*Stored entries:*
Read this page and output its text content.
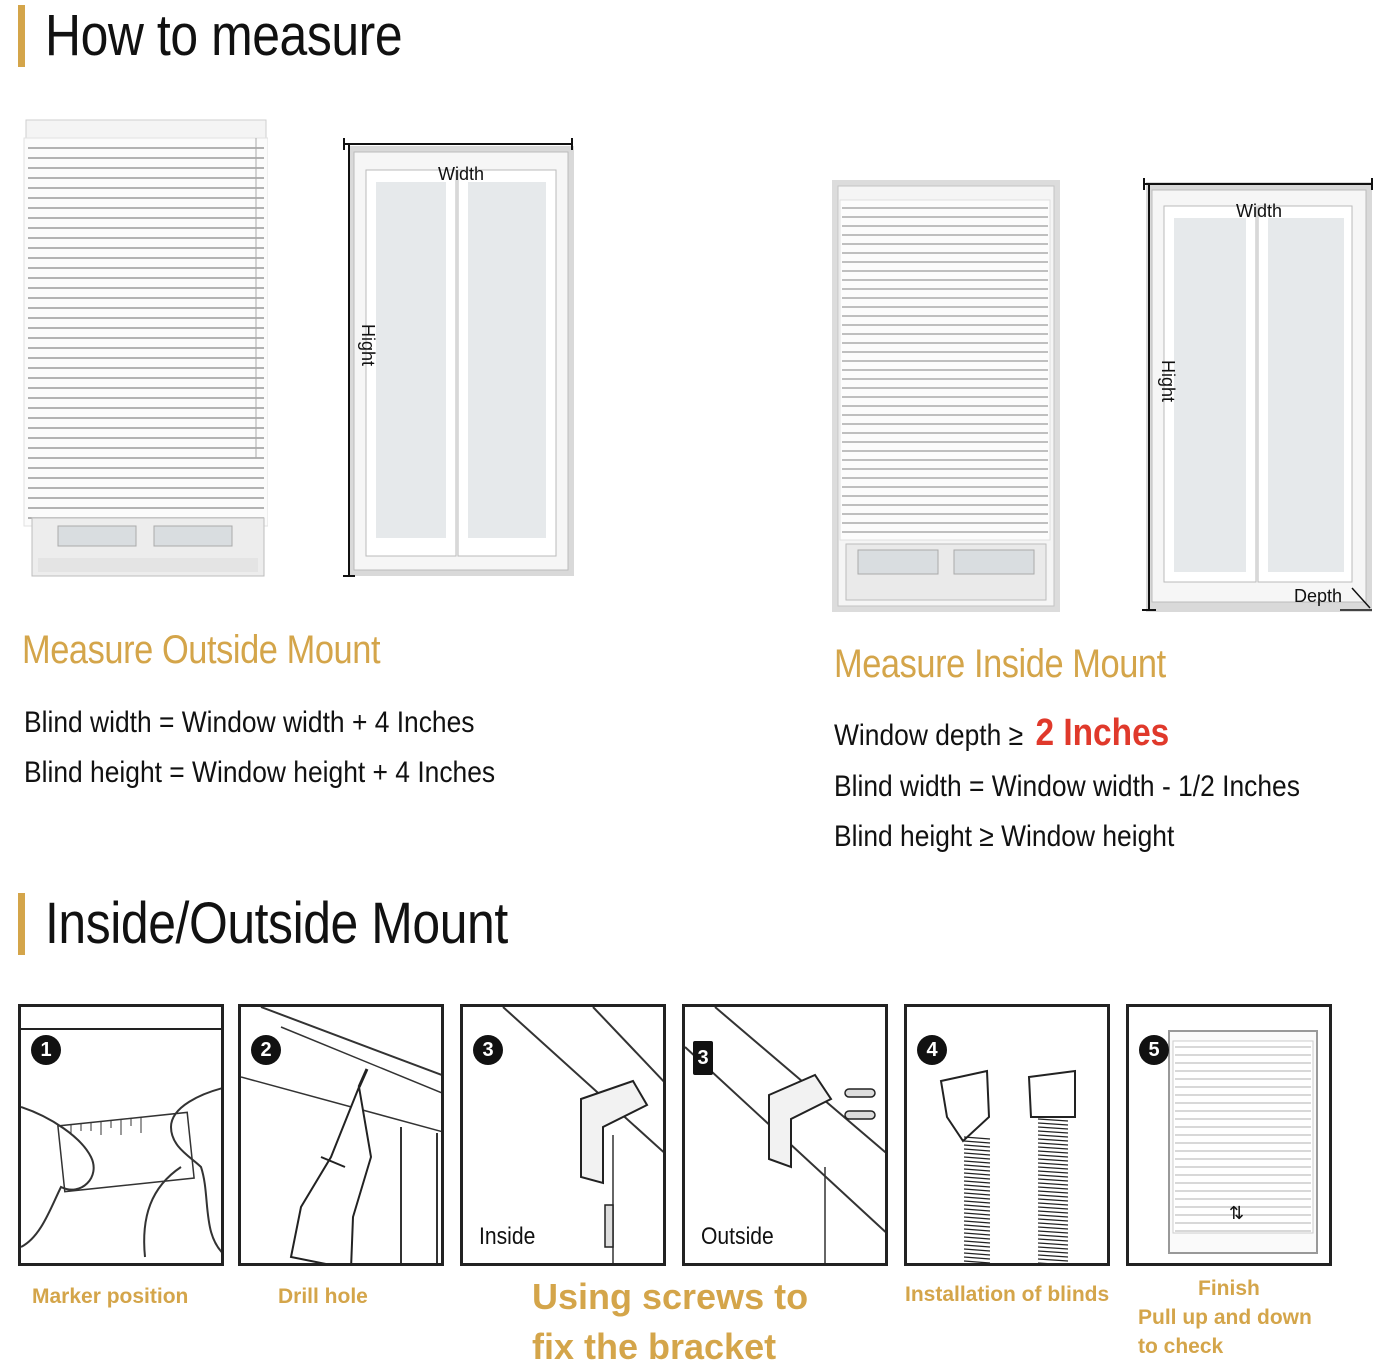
How to measure
Width
Hight
Width
Hight
Depth
Measure Outside Mount
Blind width = Window width + 4 Inches
Blind height = Window height + 4 Inches
Measure Inside Mount
Window depth ≥ 2 Inches
Blind width = Window width - 1/2 Inches
Blind height ≥ Window height
Inside/Outside Mount
1	2	3
Inside
3
Outside
4	5
⇅
Marker position	Drill hole	Using screws to fix the bracket
Installation of blinds	Finish
Pull up and down
to check
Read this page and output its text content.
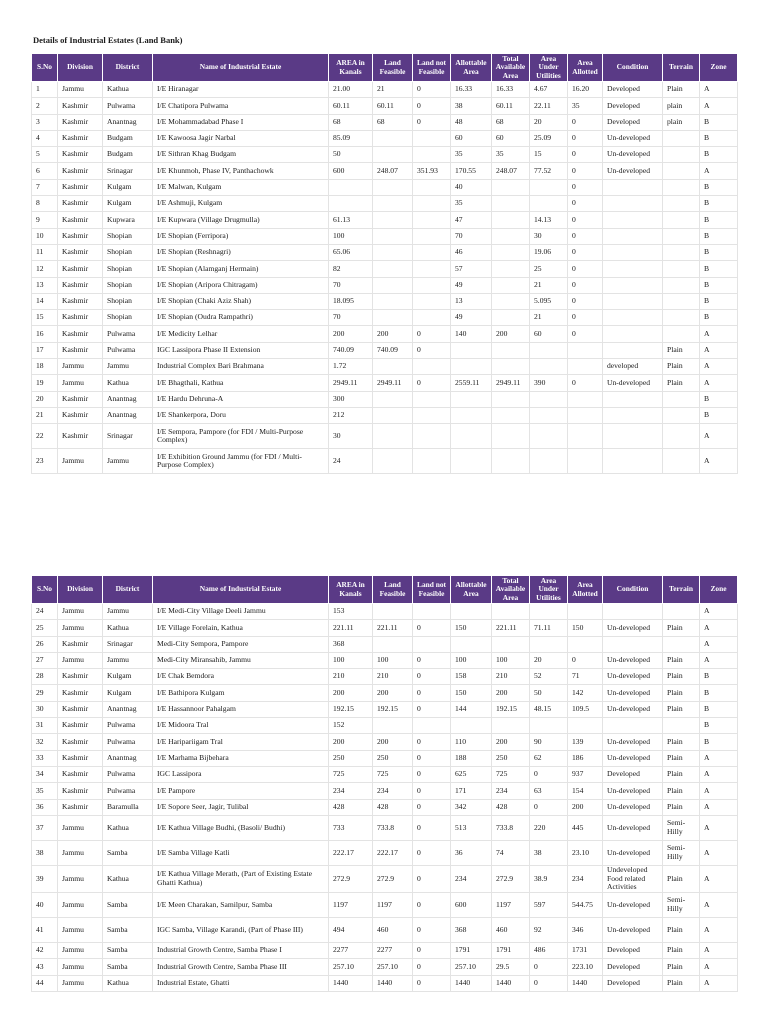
Details of Industrial Estates (Land Bank)
S.No	Division	District	Name of Industrial Estate	AREA in Kanals	Land Feasible	Land not Feasible	Allottable Area	Total Available Area	Area Under Utilities	Area Allotted	Condition	Terrain	Zone
1	Jammu	Kathua	I/E Hiranagar	21.00	21	0	16.33	16.33	4.67	16.20	Developed	Plain	A
2	Kashmir	Pulwama	I/E Chatipora Pulwama	60.11	60.11	0	38	60.11	22.11	35	Developed	plain	A
3	Kashmir	Anantnag	I/E Mohammadabad Phase I	68	68	0	48	68	20	0	Developed	plain	B
4	Kashmir	Budgam	I/E Kawoosa Jagir Narbal	85.09			60	60	25.09	0	Un-developed		B
5	Kashmir	Budgam	I/E Sithran Khag Budgam	50			35	35	15	0	Un-developed		B
6	Kashmir	Srinagar	I/E Khunmoh, Phase IV, Panthachowk	600	248.07	351.93	170.55	248.07	77.52	0	Un-developed		A
7	Kashmir	Kulgam	I/E Malwan, Kulgam				40			0			B
8	Kashmir	Kulgam	I/E Ashmuji, Kulgam				35			0			B
9	Kashmir	Kupwara	I/E Kupwara (Village Drugmulla)	61.13			47		14.13	0			B
10	Kashmir	Shopian	I/E Shopian (Ferripora)	100			70		30	0			B
11	Kashmir	Shopian	I/E Shopian (Reshnagri)	65.06			46		19.06	0			B
12	Kashmir	Shopian	I/E Shopian (Alamganj Hermain)	82			57		25	0			B
13	Kashmir	Shopian	I/E Shopian (Aripora Chitragam)	70			49		21	0			B
14	Kashmir	Shopian	I/E Shopian (Chaki Aziz Shah)	18.095			13		5.095	0			B
15	Kashmir	Shopian	I/E Shopian (Oudra Rampathri)	70			49		21	0			B
16	Kashmir	Pulwama	I/E Medicity Lelhar	200	200	0	140	200	60	0			A
17	Kashmir	Pulwama	IGC Lassipora Phase II Extension	740.09	740.09	0						Plain	A
18	Jammu	Jammu	Industrial Complex Bari Brahmana	1.72							developed	Plain	A
19	Jammu	Kathua	I/E Bhagthali, Kathua	2949.11	2949.11	0	2559.11	2949.11	390	0	Un-developed	Plain	A
20	Kashmir	Anantnag	I/E Hardu Dehruna-A	300									B
21	Kashmir	Anantnag	I/E Shankerpora, Doru	212									B
22	Kashmir	Srinagar	I/E Sempora, Pampore (for FDI / Multi-Purpose Complex)	30									A
23	Jammu	Jammu	I/E Exhibition Ground Jammu (for FDI / Multi-Purpose Complex)	24									A
S.No	Division	District	Name of Industrial Estate	AREA in Kanals	Land Feasible	Land not Feasible	Allottable Area	Total Available Area	Area Under Utilities	Area Allotted	Condition	Terrain	Zone
24	Jammu	Jammu	I/E Medi-City Village Deeli Jammu	153									A
25	Jammu	Kathua	I/E Village Forelain, Kathua	221.11	221.11	0	150	221.11	71.11	150	Un-developed	Plain	A
26	Kashmir	Srinagar	Medi-City Sempora, Pampore	368									A
27	Jammu	Jammu	Medi-City Miransahib, Jammu	100	100	0	100	100	20	0	Un-developed	Plain	A
28	Kashmir	Kulgam	I/E Chak Bemdora	210	210	0	158	210	52	71	Un-developed	Plain	B
29	Kashmir	Kulgam	I/E Bathipora Kulgam	200	200	0	150	200	50	142	Un-developed	Plain	B
30	Kashmir	Anantnag	I/E Hassannoor Pahalgam	192.15	192.15	0	144	192.15	48.15	109.5	Un-developed	Plain	B
31	Kashmir	Pulwama	I/E Midoora Tral	152									B
32	Kashmir	Pulwama	I/E Haripariigam Tral	200	200	0	110	200	90	139	Un-developed	Plain	B
33	Kashmir	Anantnag	I/E Marhama Bijbehara	250	250	0	188	250	62	186	Un-developed	Plain	A
34	Kashmir	Pulwama	IGC Lassipora	725	725	0	625	725	0	937	Developed	Plain	A
35	Kashmir	Pulwama	I/E Pampore	234	234	0	171	234	63	154	Un-developed	Plain	A
36	Kashmir	Baramulla	I/E Sopore Seer, Jagir, Tulibal	428	428	0	342	428	0	200	Un-developed	Plain	A
37	Jammu	Kathua	I/E Kathua Village Budhi, (Basoli/ Budhi)	733	733.8	0	513	733.8	220	445	Un-developed	Semi-Hilly	A
38	Jammu	Samba	I/E Samba Village Katli	222.17	222.17	0	36	74	38	23.10	Un-developed	Semi-Hilly	A
39	Jammu	Kathua	I/E Kathua Village Merath, (Part of Existing Estate Ghatti Kathua)	272.9	272.9	0	234	272.9	38.9	234	Undeveloped Food related Activities	Plain	A
40	Jammu	Samba	I/E Meen Charakan, Samilpur, Samba	1197	1197	0	600	1197	597	544.75	Un-developed	Semi-Hilly	A
41	Jammu	Samba	IGC Samba, Village Karandi, (Part of Phase III)	494	460	0	368	460	92	346	Un-developed	Plain	A
42	Jammu	Samba	Industrial Growth Centre, Samba Phase I	2277	2277	0	1791	1791	486	1731	Developed	Plain	A
43	Jammu	Samba	Industrial Growth Centre, Samba Phase III	257.10	257.10	0	257.10	29.5	0	223.10	Developed	Plain	A
44	Jammu	Kathua	Industrial Estate, Ghatti	1440	1440	0	1440	1440	0	1440	Developed	Plain	A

*EXERCISE INSTRUCTIONS:* Exactly reproduce each record, leaving out any pictures.

*THE COMPLETED TASK:*
Read this page and output its text content.
How to measure
Width
Hight
Width
Hight
Depth
Measure Outside Mount
Blind width = Window width + 4 Inches
Blind height = Window height + 4 Inches
Measure Inside Mount
Window depth ≥ 2 Inches
Blind width = Window width - 1/2 Inches
Blind height ≥ Window height
Inside/Outside Mount
1	2	3
Inside
3
Outside
4	5
⇅
Marker position	Drill hole	Using screws to fix the bracket
Installation of blinds	Finish
Pull up and down
to check
Read this page and output its text content.
Details of Industrial Estates (Land Bank)
S.No	Division	District	Name of Industrial Estate	AREA in Kanals	Land Feasible	Land not Feasible	Allottable Area	Total Available Area	Area Under Utilities	Area Allotted	Condition	Terrain	Zone
1	Jammu	Kathua	I/E Hiranagar	21.00	21	0	16.33	16.33	4.67	16.20	Developed	Plain	A
2	Kashmir	Pulwama	I/E Chatipora Pulwama	60.11	60.11	0	38	60.11	22.11	35	Developed	plain	A
3	Kashmir	Anantnag	I/E Mohammadabad Phase I	68	68	0	48	68	20	0	Developed	plain	B
4	Kashmir	Budgam	I/E Kawoosa Jagir Narbal	85.09			60	60	25.09	0	Un-developed		B
5	Kashmir	Budgam	I/E Sithran Khag Budgam	50			35	35	15	0	Un-developed		B
6	Kashmir	Srinagar	I/E Khunmoh, Phase IV, Panthachowk	600	248.07	351.93	170.55	248.07	77.52	0	Un-developed		A
7	Kashmir	Kulgam	I/E Malwan, Kulgam				40			0			B
8	Kashmir	Kulgam	I/E Ashmuji, Kulgam				35			0			B
9	Kashmir	Kupwara	I/E Kupwara (Village Drugmulla)	61.13			47		14.13	0			B
10	Kashmir	Shopian	I/E Shopian (Ferripora)	100			70		30	0			B
11	Kashmir	Shopian	I/E Shopian (Reshnagri)	65.06			46		19.06	0			B
12	Kashmir	Shopian	I/E Shopian (Alamganj Hermain)	82			57		25	0			B
13	Kashmir	Shopian	I/E Shopian (Aripora Chitragam)	70			49		21	0			B
14	Kashmir	Shopian	I/E Shopian (Chaki Aziz Shah)	18.095			13		5.095	0			B
15	Kashmir	Shopian	I/E Shopian (Oudra Rampathri)	70			49		21	0			B
16	Kashmir	Pulwama	I/E Medicity Lelhar	200	200	0	140	200	60	0			A
17	Kashmir	Pulwama	IGC Lassipora Phase II Extension	740.09	740.09	0						Plain	A
18	Jammu	Jammu	Industrial Complex Bari Brahmana	1.72							developed	Plain	A
19	Jammu	Kathua	I/E Bhagthali, Kathua	2949.11	2949.11	0	2559.11	2949.11	390	0	Un-developed	Plain	A
20	Kashmir	Anantnag	I/E Hardu Dehruna-A	300									B
21	Kashmir	Anantnag	I/E Shankerpora, Doru	212									B
22	Kashmir	Srinagar	I/E Sempora, Pampore (for FDI / Multi-Purpose Complex)	30									A
23	Jammu	Jammu	I/E Exhibition Ground Jammu (for FDI / Multi-Purpose Complex)	24									A
S.No	Division	District	Name of Industrial Estate	AREA in Kanals	Land Feasible	Land not Feasible	Allottable Area	Total Available Area	Area Under Utilities	Area Allotted	Condition	Terrain	Zone
24	Jammu	Jammu	I/E Medi-City Village Deeli Jammu	153									A
25	Jammu	Kathua	I/E Village Forelain, Kathua	221.11	221.11	0	150	221.11	71.11	150	Un-developed	Plain	A
26	Kashmir	Srinagar	Medi-City Sempora, Pampore	368									A
27	Jammu	Jammu	Medi-City Miransahib, Jammu	100	100	0	100	100	20	0	Un-developed	Plain	A
28	Kashmir	Kulgam	I/E Chak Bemdora	210	210	0	158	210	52	71	Un-developed	Plain	B
29	Kashmir	Kulgam	I/E Bathipora Kulgam	200	200	0	150	200	50	142	Un-developed	Plain	B
30	Kashmir	Anantnag	I/E Hassannoor Pahalgam	192.15	192.15	0	144	192.15	48.15	109.5	Un-developed	Plain	B
31	Kashmir	Pulwama	I/E Midoora Tral	152									B
32	Kashmir	Pulwama	I/E Haripariigam Tral	200	200	0	110	200	90	139	Un-developed	Plain	B
33	Kashmir	Anantnag	I/E Marhama Bijbehara	250	250	0	188	250	62	186	Un-developed	Plain	A
34	Kashmir	Pulwama	IGC Lassipora	725	725	0	625	725	0	937	Developed	Plain	A
35	Kashmir	Pulwama	I/E Pampore	234	234	0	171	234	63	154	Un-developed	Plain	A
36	Kashmir	Baramulla	I/E Sopore Seer, Jagir, Tulibal	428	428	0	342	428	0	200	Un-developed	Plain	A
37	Jammu	Kathua	I/E Kathua Village Budhi, (Basoli/ Budhi)	733	733.8	0	513	733.8	220	445	Un-developed	Semi-Hilly	A
38	Jammu	Samba	I/E Samba Village Katli	222.17	222.17	0	36	74	38	23.10	Un-developed	Semi-Hilly	A
39	Jammu	Kathua	I/E Kathua Village Merath, (Part of Existing Estate Ghatti Kathua)	272.9	272.9	0	234	272.9	38.9	234	Undeveloped Food related Activities	Plain	A
40	Jammu	Samba	I/E Meen Charakan, Samilpur, Samba	1197	1197	0	600	1197	597	544.75	Un-developed	Semi-Hilly	A
41	Jammu	Samba	IGC Samba, Village Karandi, (Part of Phase III)	494	460	0	368	460	92	346	Un-developed	Plain	A
42	Jammu	Samba	Industrial Growth Centre, Samba Phase I	2277	2277	0	1791	1791	486	1731	Developed	Plain	A
43	Jammu	Samba	Industrial Growth Centre, Samba Phase III	257.10	257.10	0	257.10	29.5	0	223.10	Developed	Plain	A
44	Jammu	Kathua	Industrial Estate, Ghatti	1440	1440	0	1440	1440	0	1440	Developed	Plain	A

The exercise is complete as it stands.